Goal of the exercise: Count the lines below that contain the word "Miles" and give only that number.

(Saved entries)
>> Start
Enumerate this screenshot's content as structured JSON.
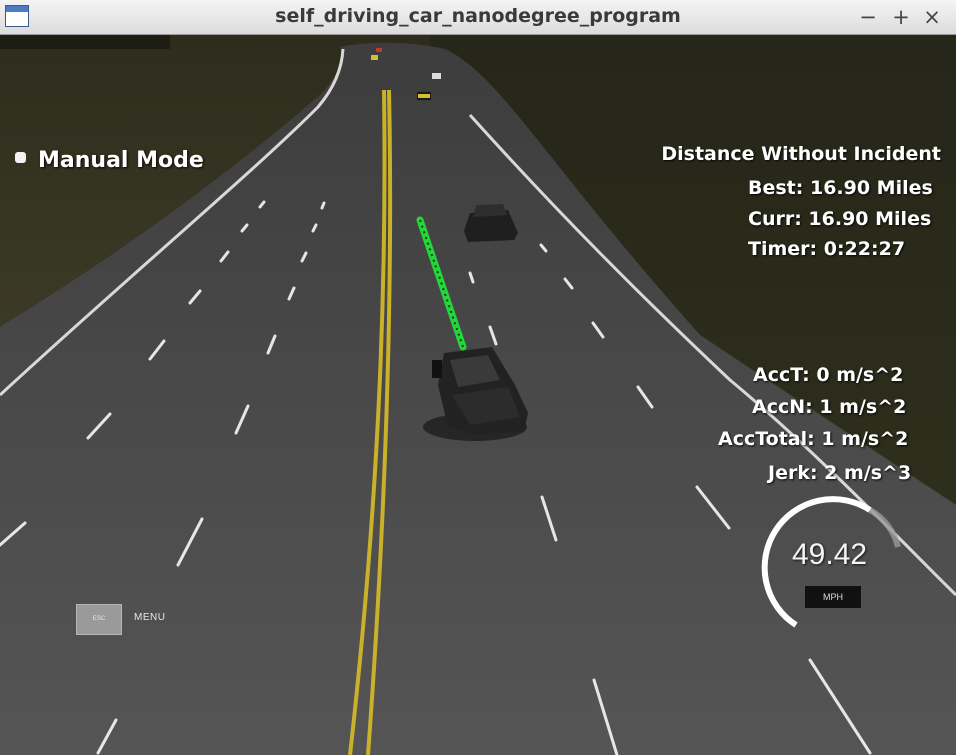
{
  "window": {
    "title": "self_driving_car_nanodegree_program",
    "controls": {
      "minimize": "−",
      "maximize": "+",
      "close": "×"
    }
  },
  "hud": {
    "mode": "Manual Mode",
    "distance_title": "Distance Without Incident",
    "best": "Best: 16.90 Miles",
    "curr": "Curr: 16.90 Miles",
    "timer": "Timer: 0:22:27",
    "acc_t": "AccT: 0 m/s^2",
    "acc_n": "AccN: 1 m/s^2",
    "acc_total": "AccTotal: 1 m/s^2",
    "jerk": "Jerk: 2 m/s^3"
  },
  "menu": {
    "esc_label": "ESC",
    "menu_label": "MENU"
  },
  "speedometer": {
    "value": "49.42",
    "unit": "MPH"
  },
  "colors": {
    "grass": "#2d2f1e",
    "road": "#505050",
    "center_line": "#c9b22a",
    "lane_marking": "#e6e6e6",
    "planned_path": "#23d63a",
    "gauge_arc": "#ffffff"
  }
}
>> End
Solution for this exercise: 2